■ **WORK TO COMPLETE**
Extract every record, keeping each one exactly as it is.

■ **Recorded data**

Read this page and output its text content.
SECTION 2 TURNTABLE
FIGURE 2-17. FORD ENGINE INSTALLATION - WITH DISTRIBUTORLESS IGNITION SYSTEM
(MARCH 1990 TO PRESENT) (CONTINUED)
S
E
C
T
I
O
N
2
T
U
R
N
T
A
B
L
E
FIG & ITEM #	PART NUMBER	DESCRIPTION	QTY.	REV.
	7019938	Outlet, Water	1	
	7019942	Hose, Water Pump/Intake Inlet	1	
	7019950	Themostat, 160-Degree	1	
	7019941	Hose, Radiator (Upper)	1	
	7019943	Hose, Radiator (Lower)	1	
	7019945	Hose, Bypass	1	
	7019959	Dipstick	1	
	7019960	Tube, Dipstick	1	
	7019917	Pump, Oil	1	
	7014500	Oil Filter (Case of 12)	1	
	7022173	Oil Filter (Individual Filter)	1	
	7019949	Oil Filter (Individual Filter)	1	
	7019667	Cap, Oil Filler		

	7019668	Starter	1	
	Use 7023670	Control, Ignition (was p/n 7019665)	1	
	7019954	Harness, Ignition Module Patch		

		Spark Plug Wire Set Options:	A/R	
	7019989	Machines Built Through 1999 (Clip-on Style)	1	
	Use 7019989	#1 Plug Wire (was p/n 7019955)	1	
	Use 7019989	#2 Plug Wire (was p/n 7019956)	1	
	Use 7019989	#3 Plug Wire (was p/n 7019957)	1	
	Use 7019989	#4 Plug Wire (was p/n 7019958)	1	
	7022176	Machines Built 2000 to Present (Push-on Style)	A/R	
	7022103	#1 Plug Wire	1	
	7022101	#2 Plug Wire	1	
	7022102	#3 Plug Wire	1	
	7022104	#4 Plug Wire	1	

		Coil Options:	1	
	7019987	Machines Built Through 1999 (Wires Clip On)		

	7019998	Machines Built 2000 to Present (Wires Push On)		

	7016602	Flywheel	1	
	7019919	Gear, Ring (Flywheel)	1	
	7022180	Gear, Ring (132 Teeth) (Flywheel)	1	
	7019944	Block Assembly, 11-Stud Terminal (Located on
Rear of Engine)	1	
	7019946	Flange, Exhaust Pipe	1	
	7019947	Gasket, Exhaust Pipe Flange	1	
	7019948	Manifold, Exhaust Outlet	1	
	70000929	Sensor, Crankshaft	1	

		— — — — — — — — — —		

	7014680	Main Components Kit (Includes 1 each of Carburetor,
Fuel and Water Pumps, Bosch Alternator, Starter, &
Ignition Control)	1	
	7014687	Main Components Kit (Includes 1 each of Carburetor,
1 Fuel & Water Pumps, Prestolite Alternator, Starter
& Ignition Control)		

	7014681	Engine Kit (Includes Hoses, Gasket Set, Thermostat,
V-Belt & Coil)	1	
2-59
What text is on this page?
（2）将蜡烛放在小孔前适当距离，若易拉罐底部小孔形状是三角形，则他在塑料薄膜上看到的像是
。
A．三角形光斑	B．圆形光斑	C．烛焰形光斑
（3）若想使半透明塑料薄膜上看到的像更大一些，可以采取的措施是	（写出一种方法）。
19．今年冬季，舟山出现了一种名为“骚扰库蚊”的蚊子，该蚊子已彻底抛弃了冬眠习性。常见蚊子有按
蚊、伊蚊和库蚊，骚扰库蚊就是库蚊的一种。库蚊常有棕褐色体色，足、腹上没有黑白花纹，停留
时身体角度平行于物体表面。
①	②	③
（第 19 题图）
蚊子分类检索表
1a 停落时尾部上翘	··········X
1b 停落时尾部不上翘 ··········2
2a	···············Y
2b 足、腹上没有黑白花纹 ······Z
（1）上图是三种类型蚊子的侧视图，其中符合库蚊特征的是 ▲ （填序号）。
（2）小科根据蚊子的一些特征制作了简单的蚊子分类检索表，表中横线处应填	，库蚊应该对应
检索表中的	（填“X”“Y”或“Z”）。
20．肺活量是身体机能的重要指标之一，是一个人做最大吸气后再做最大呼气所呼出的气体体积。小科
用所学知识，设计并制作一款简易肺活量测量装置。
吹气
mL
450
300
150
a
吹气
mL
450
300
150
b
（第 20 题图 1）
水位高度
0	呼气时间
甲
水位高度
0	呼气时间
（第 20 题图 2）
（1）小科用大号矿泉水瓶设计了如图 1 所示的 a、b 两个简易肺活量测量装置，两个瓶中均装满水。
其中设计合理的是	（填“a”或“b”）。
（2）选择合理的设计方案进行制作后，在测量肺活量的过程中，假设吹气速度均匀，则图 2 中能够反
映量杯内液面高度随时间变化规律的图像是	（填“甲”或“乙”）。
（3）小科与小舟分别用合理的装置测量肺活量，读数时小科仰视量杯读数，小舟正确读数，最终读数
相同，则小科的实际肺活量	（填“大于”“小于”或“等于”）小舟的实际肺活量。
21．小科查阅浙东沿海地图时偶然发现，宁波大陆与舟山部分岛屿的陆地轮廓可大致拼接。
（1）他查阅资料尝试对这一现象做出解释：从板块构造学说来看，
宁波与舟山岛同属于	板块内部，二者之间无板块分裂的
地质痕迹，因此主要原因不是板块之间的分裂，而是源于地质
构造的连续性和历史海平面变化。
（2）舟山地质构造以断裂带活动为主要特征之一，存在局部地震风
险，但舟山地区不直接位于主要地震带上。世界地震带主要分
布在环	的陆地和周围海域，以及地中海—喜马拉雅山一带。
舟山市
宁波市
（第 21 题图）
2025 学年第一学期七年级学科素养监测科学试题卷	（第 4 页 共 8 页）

■ **OUTPUT OF THE TASK**
Read this page and output its text content.
SECTION 2 TURNTABLE
FIGURE 2-17. FORD ENGINE INSTALLATION - WITH DISTRIBUTORLESS IGNITION SYSTEM
(MARCH 1990 TO PRESENT) (CONTINUED)
S
E
C
T
I
O
N
2
T
U
R
N
T
A
B
L
E
FIG & ITEM #	PART NUMBER	DESCRIPTION	QTY.	REV.
	7019938	Outlet, Water	1	
	7019942	Hose, Water Pump/Intake Inlet	1	
	7019950	Themostat, 160-Degree	1	
	7019941	Hose, Radiator (Upper)	1	
	7019943	Hose, Radiator (Lower)	1	
	7019945	Hose, Bypass	1	
	7019959	Dipstick	1	
	7019960	Tube, Dipstick	1	
	7019917	Pump, Oil	1	
	7014500	Oil Filter (Case of 12)	1	
	7022173	Oil Filter (Individual Filter)	1	
	7019949	Oil Filter (Individual Filter)	1	
	7019667	Cap, Oil Filler		

	7019668	Starter	1	
	Use 7023670	Control, Ignition (was p/n 7019665)	1	
	7019954	Harness, Ignition Module Patch		

		Spark Plug Wire Set Options:	A/R	
	7019989	Machines Built Through 1999 (Clip-on Style)	1	
	Use 7019989	#1 Plug Wire (was p/n 7019955)	1	
	Use 7019989	#2 Plug Wire (was p/n 7019956)	1	
	Use 7019989	#3 Plug Wire (was p/n 7019957)	1	
	Use 7019989	#4 Plug Wire (was p/n 7019958)	1	
	7022176	Machines Built 2000 to Present (Push-on Style)	A/R	
	7022103	#1 Plug Wire	1	
	7022101	#2 Plug Wire	1	
	7022102	#3 Plug Wire	1	
	7022104	#4 Plug Wire	1	

		Coil Options:	1	
	7019987	Machines Built Through 1999 (Wires Clip On)		

	7019998	Machines Built 2000 to Present (Wires Push On)		

	7016602	Flywheel	1	
	7019919	Gear, Ring (Flywheel)	1	
	7022180	Gear, Ring (132 Teeth) (Flywheel)	1	
	7019944	Block Assembly, 11-Stud Terminal (Located on
Rear of Engine)	1	
	7019946	Flange, Exhaust Pipe	1	
	7019947	Gasket, Exhaust Pipe Flange	1	
	7019948	Manifold, Exhaust Outlet	1	
	70000929	Sensor, Crankshaft	1	

		— — — — — — — — — —		

	7014680	Main Components Kit (Includes 1 each of Carburetor,
Fuel and Water Pumps, Bosch Alternator, Starter, &
Ignition Control)	1	
	7014687	Main Components Kit (Includes 1 each of Carburetor,
1 Fuel & Water Pumps, Prestolite Alternator, Starter
& Ignition Control)		

	7014681	Engine Kit (Includes Hoses, Gasket Set, Thermostat,
V-Belt & Coil)	1	
2-59
What text is on this page?
（2）将蜡烛放在小孔前适当距离，若易拉罐底部小孔形状是三角形，则他在塑料薄膜上看到的像是
。
A．三角形光斑	B．圆形光斑	C．烛焰形光斑
（3）若想使半透明塑料薄膜上看到的像更大一些，可以采取的措施是	（写出一种方法）。
19．今年冬季，舟山出现了一种名为“骚扰库蚊”的蚊子，该蚊子已彻底抛弃了冬眠习性。常见蚊子有按
蚊、伊蚊和库蚊，骚扰库蚊就是库蚊的一种。库蚊常有棕褐色体色，足、腹上没有黑白花纹，停留
时身体角度平行于物体表面。
①	②	③
（第 19 题图）
蚊子分类检索表
1a 停落时尾部上翘	··········X
1b 停落时尾部不上翘 ··········2
2a	···············Y
2b 足、腹上没有黑白花纹 ······Z
（1）上图是三种类型蚊子的侧视图，其中符合库蚊特征的是 ▲ （填序号）。
（2）小科根据蚊子的一些特征制作了简单的蚊子分类检索表，表中横线处应填	，库蚊应该对应
检索表中的	（填“X”“Y”或“Z”）。
20．肺活量是身体机能的重要指标之一，是一个人做最大吸气后再做最大呼气所呼出的气体体积。小科
用所学知识，设计并制作一款简易肺活量测量装置。
吹气
mL
450
300
150
a
吹气
mL
450
300
150
b
（第 20 题图 1）
水位高度
0	呼气时间
甲
水位高度
0	呼气时间
（第 20 题图 2）
（1）小科用大号矿泉水瓶设计了如图 1 所示的 a、b 两个简易肺活量测量装置，两个瓶中均装满水。
其中设计合理的是	（填“a”或“b”）。
（2）选择合理的设计方案进行制作后，在测量肺活量的过程中，假设吹气速度均匀，则图 2 中能够反
映量杯内液面高度随时间变化规律的图像是	（填“甲”或“乙”）。
（3）小科与小舟分别用合理的装置测量肺活量，读数时小科仰视量杯读数，小舟正确读数，最终读数
相同，则小科的实际肺活量	（填“大于”“小于”或“等于”）小舟的实际肺活量。
21．小科查阅浙东沿海地图时偶然发现，宁波大陆与舟山部分岛屿的陆地轮廓可大致拼接。
（1）他查阅资料尝试对这一现象做出解释：从板块构造学说来看，
宁波与舟山岛同属于	板块内部，二者之间无板块分裂的
地质痕迹，因此主要原因不是板块之间的分裂，而是源于地质
构造的连续性和历史海平面变化。
（2）舟山地质构造以断裂带活动为主要特征之一，存在局部地震风
险，但舟山地区不直接位于主要地震带上。世界地震带主要分
布在环	的陆地和周围海域，以及地中海—喜马拉雅山一带。
舟山市
宁波市
（第 21 题图）
2025 学年第一学期七年级学科素养监测科学试题卷	（第 4 页 共 8 页）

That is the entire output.